■ **Saved entries**:
::::

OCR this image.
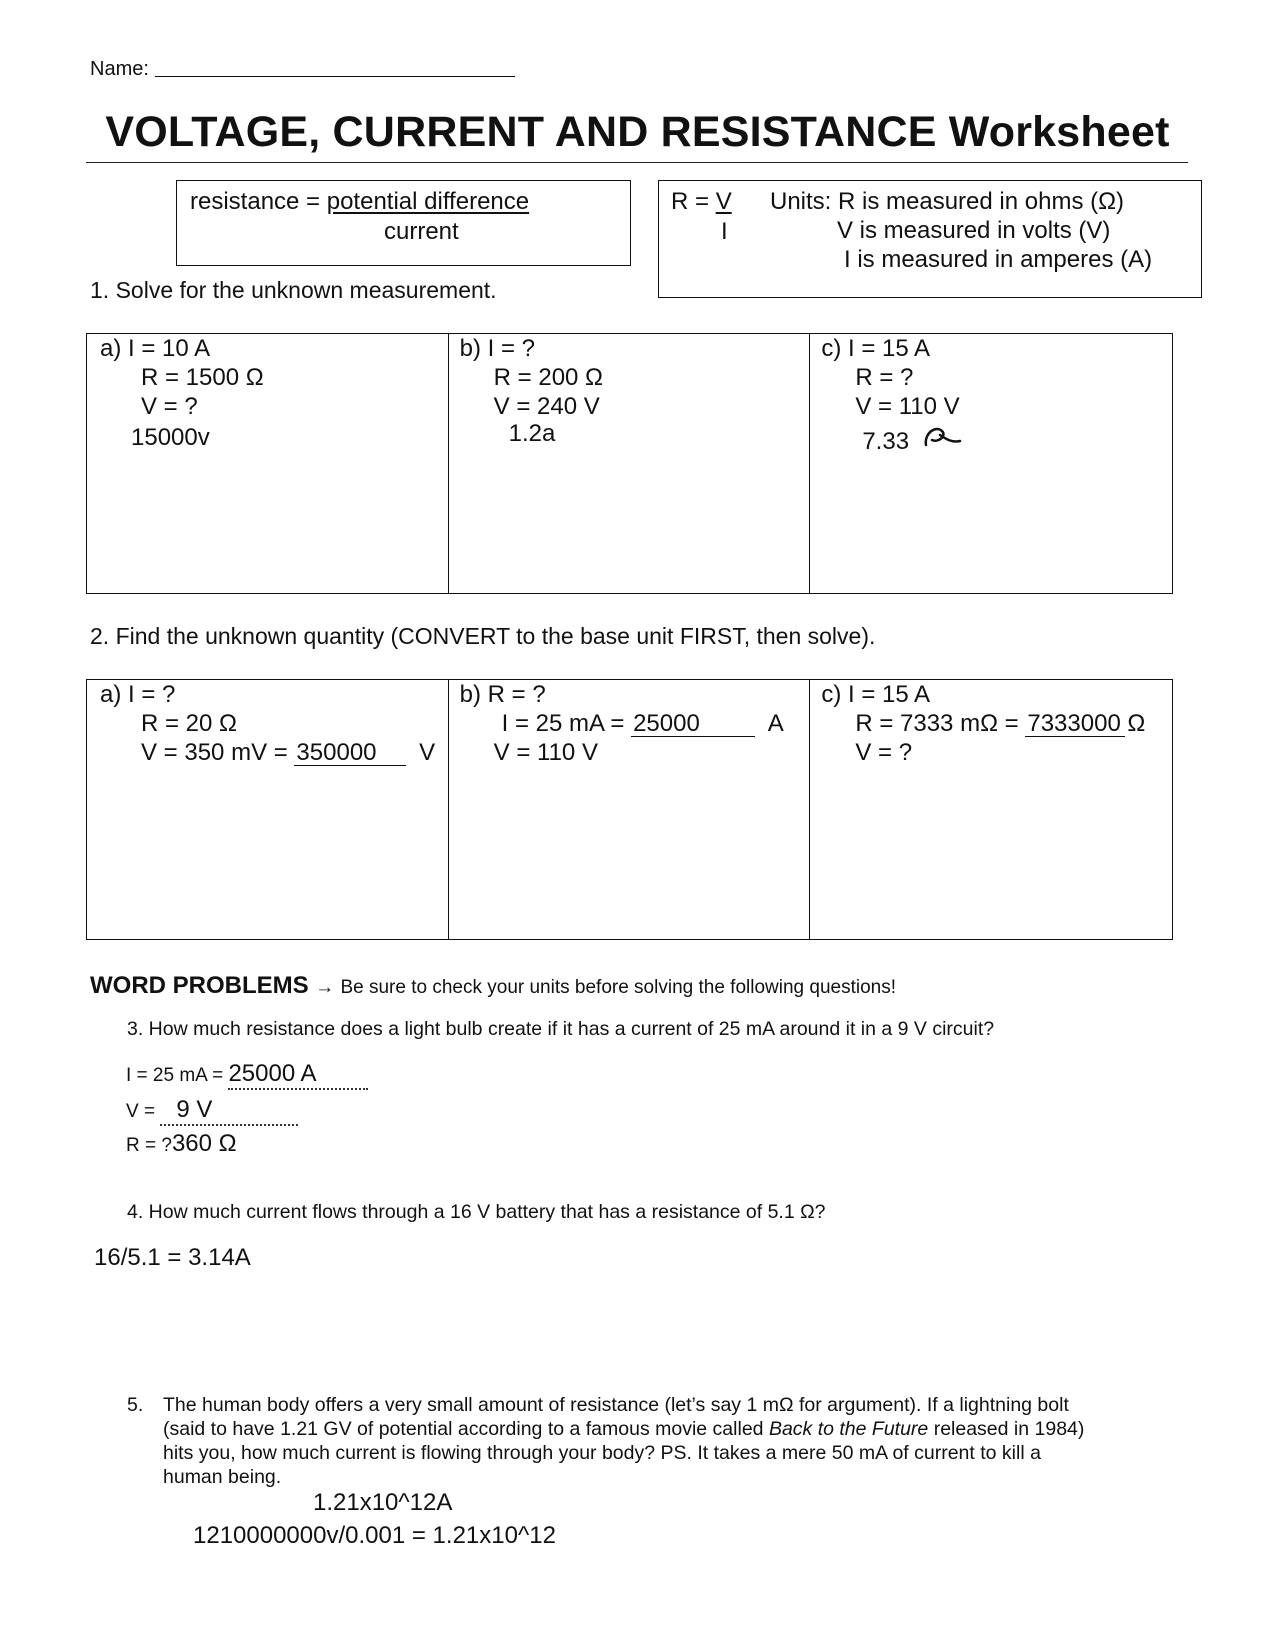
Name:
VOLTAGE, CURRENT AND RESISTANCE Worksheet
resistance = potential difference
current
R = V
I
Units: R is measured in ohms (Ω)
V is measured in volts (V)
I is measured in amperes (A)
1. Solve for the unknown measurement.
a) I = 10 A
R = 1500 Ω
V = ?
15000v
b) I = ?
R = 200 Ω
V = 240 V
1.2a
c) I = 15 A
R = ?
V = 110 V
7.33
2. Find the unknown quantity (CONVERT to the base unit FIRST, then solve).
a) I = ?
R = 20 Ω
V = 350 mV = 350000 V
b) R = ?
I = 25 mA = 25000	A
V = 110 V
c) I = 15 A
R = 7333 mΩ = 7333000 Ω
V = ?
WORD PROBLEMS → Be sure to check your units before solving the following questions!
3. How much resistance does a light bulb create if it has a current of 25 mA around it in a 9 V circuit?
I = 25 mA = 25000 A
V = 9 V
R = ?360 Ω
4. How much current flows through a 16 V battery that has a resistance of 5.1 Ω?
16/5.1 = 3.14A
5. The human body offers a very small amount of resistance (let’s say 1 mΩ for argument). If a lightning bolt
(said to have 1.21 GV of potential according to a famous movie called Back to the Future released in 1984)
hits you, how much current is flowing through your body? PS. It takes a mere 50 mA of current to kill a
human being.
1.21x10^12A
1210000000v/0.001 = 1.21x10^12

::::

■ **Exercise aim**:
Select every line above that contains the word "your", and copy it.

■ **Correct response**:
WORD PROBLEMS → Be sure to check your units before solving the following questions!
hits you, how much current is flowing through your body? PS. It takes a mere 50 mA of current to kill a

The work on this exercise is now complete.